Stored data:

====================

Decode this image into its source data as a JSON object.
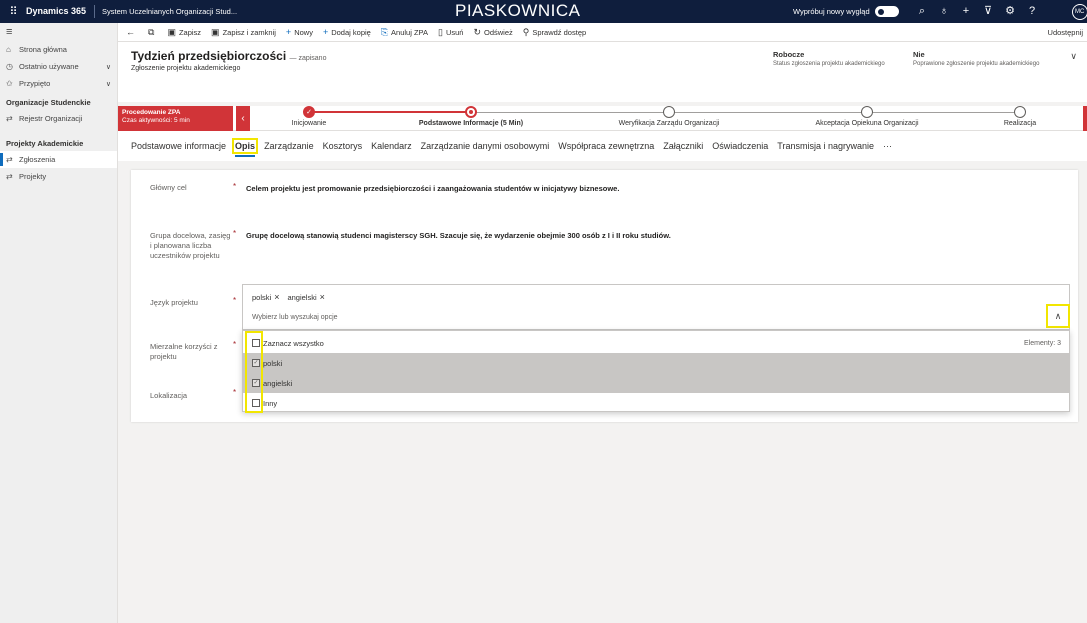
{
  "topbar": {
    "waffle": "⠿",
    "brand": "Dynamics 365",
    "app_name": "System Uczelnianych Organizacji Stud...",
    "environment": "PIASKOWNICA",
    "try_new_look": "Wypróbuj nowy wygląd",
    "avatar": "MC"
  },
  "sidebar": {
    "items_top": [
      {
        "icon": "⌂",
        "label": "Strona główna"
      },
      {
        "icon": "◷",
        "label": "Ostatnio używane",
        "chevron": "∨"
      },
      {
        "icon": "✩",
        "label": "Przypięto",
        "chevron": "∨"
      }
    ],
    "group1": "Organizacje Studenckie",
    "group1_items": [
      {
        "icon": "⇄",
        "label": "Rejestr Organizacji"
      }
    ],
    "group2": "Projekty Akademickie",
    "group2_items": [
      {
        "icon": "⇄",
        "label": "Zgłoszenia"
      },
      {
        "icon": "⇄",
        "label": "Projekty"
      }
    ]
  },
  "commandbar": {
    "back": "←",
    "popout": "⧉",
    "save": "Zapisz",
    "save_close": "Zapisz i zamknij",
    "new": "Nowy",
    "copy": "Dodaj kopię",
    "cancel_zpa": "Anuluj ZPA",
    "delete": "Usuń",
    "refresh": "Odśwież",
    "check_access": "Sprawdź dostęp",
    "share": "Udostępnij"
  },
  "header": {
    "title": "Tydzień przedsiębiorczości",
    "saved": "— zapisano",
    "subtitle": "Zgłoszenie projektu akademickiego",
    "status_value": "Robocze",
    "status_label": "Status zgłoszenia projektu akademickiego",
    "corrected_value": "Nie",
    "corrected_label": "Poprawione zgłoszenie projektu akademickiego"
  },
  "process": {
    "name": "Procedowanie ZPA",
    "time": "Czas aktywności: 5 min",
    "stages": [
      {
        "label": "Inicjowanie",
        "state": "done"
      },
      {
        "label": "Podstawowe Informacje  (5 Min)",
        "state": "active"
      },
      {
        "label": "Weryfikacja Zarządu Organizacji",
        "state": "pending"
      },
      {
        "label": "Akceptacja Opiekuna Organizacji",
        "state": "pending"
      },
      {
        "label": "Realizacja",
        "state": "pending"
      }
    ]
  },
  "tabs": [
    "Podstawowe informacje",
    "Opis",
    "Zarządzanie",
    "Kosztorys",
    "Kalendarz",
    "Zarządzanie danymi osobowymi",
    "Współpraca zewnętrzna",
    "Załączniki",
    "Oświadczenia",
    "Transmisja i nagrywanie",
    "···"
  ],
  "selected_tab": "Opis",
  "form": {
    "goal_label": "Główny cel",
    "goal_value": "Celem projektu jest promowanie przedsiębiorczości i zaangażowania studentów w inicjatywy biznesowe.",
    "group_label": "Grupa docelowa, zasięg i planowana liczba uczestników projektu",
    "group_value": "Grupę docelową stanowią studenci magisterscy SGH. Szacuje się, że wydarzenie obejmie 300 osób z I i II roku studiów.",
    "language_label": "Język projektu",
    "language_tags": [
      "polski",
      "angielski"
    ],
    "language_placeholder": "Wybierz lub wyszukaj opcje",
    "benefits_label": "Mierzalne korzyści z projektu",
    "location_label": "Lokalizacja",
    "required_mark": "*"
  },
  "dropdown": {
    "select_all": "Zaznacz wszystko",
    "count": "Elementy: 3",
    "options": [
      {
        "label": "polski",
        "checked": true
      },
      {
        "label": "angielski",
        "checked": true
      },
      {
        "label": "Inny",
        "checked": false
      }
    ]
  }
}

====================

An exact transcription of all the entries is required, without the pictures.

Exercise result:
Decode this image into its source data as a JSON object.
{
  "topbar": {
    "waffle": "⠿",
    "brand": "Dynamics 365",
    "app_name": "System Uczelnianych Organizacji Stud...",
    "environment": "PIASKOWNICA",
    "try_new_look": "Wypróbuj nowy wygląd",
    "avatar": "MC"
  },
  "sidebar": {
    "items_top": [
      {
        "icon": "⌂",
        "label": "Strona główna"
      },
      {
        "icon": "◷",
        "label": "Ostatnio używane",
        "chevron": "∨"
      },
      {
        "icon": "✩",
        "label": "Przypięto",
        "chevron": "∨"
      }
    ],
    "group1": "Organizacje Studenckie",
    "group1_items": [
      {
        "icon": "⇄",
        "label": "Rejestr Organizacji"
      }
    ],
    "group2": "Projekty Akademickie",
    "group2_items": [
      {
        "icon": "⇄",
        "label": "Zgłoszenia"
      },
      {
        "icon": "⇄",
        "label": "Projekty"
      }
    ]
  },
  "commandbar": {
    "back": "←",
    "popout": "⧉",
    "save": "Zapisz",
    "save_close": "Zapisz i zamknij",
    "new": "Nowy",
    "copy": "Dodaj kopię",
    "cancel_zpa": "Anuluj ZPA",
    "delete": "Usuń",
    "refresh": "Odśwież",
    "check_access": "Sprawdź dostęp",
    "share": "Udostępnij"
  },
  "header": {
    "title": "Tydzień przedsiębiorczości",
    "saved": "— zapisano",
    "subtitle": "Zgłoszenie projektu akademickiego",
    "status_value": "Robocze",
    "status_label": "Status zgłoszenia projektu akademickiego",
    "corrected_value": "Nie",
    "corrected_label": "Poprawione zgłoszenie projektu akademickiego"
  },
  "process": {
    "name": "Procedowanie ZPA",
    "time": "Czas aktywności: 5 min",
    "stages": [
      {
        "label": "Inicjowanie",
        "state": "done"
      },
      {
        "label": "Podstawowe Informacje  (5 Min)",
        "state": "active"
      },
      {
        "label": "Weryfikacja Zarządu Organizacji",
        "state": "pending"
      },
      {
        "label": "Akceptacja Opiekuna Organizacji",
        "state": "pending"
      },
      {
        "label": "Realizacja",
        "state": "pending"
      }
    ]
  },
  "tabs": [
    "Podstawowe informacje",
    "Opis",
    "Zarządzanie",
    "Kosztorys",
    "Kalendarz",
    "Zarządzanie danymi osobowymi",
    "Współpraca zewnętrzna",
    "Załączniki",
    "Oświadczenia",
    "Transmisja i nagrywanie",
    "···"
  ],
  "selected_tab": "Opis",
  "form": {
    "goal_label": "Główny cel",
    "goal_value": "Celem projektu jest promowanie przedsiębiorczości i zaangażowania studentów w inicjatywy biznesowe.",
    "group_label": "Grupa docelowa, zasięg i planowana liczba uczestników projektu",
    "group_value": "Grupę docelową stanowią studenci magisterscy SGH. Szacuje się, że wydarzenie obejmie 300 osób z I i II roku studiów.",
    "language_label": "Język projektu",
    "language_tags": [
      "polski",
      "angielski"
    ],
    "language_placeholder": "Wybierz lub wyszukaj opcje",
    "benefits_label": "Mierzalne korzyści z projektu",
    "location_label": "Lokalizacja",
    "required_mark": "*"
  },
  "dropdown": {
    "select_all": "Zaznacz wszystko",
    "count": "Elementy: 3",
    "options": [
      {
        "label": "polski",
        "checked": true
      },
      {
        "label": "angielski",
        "checked": true
      },
      {
        "label": "Inny",
        "checked": false
      }
    ]
  }
}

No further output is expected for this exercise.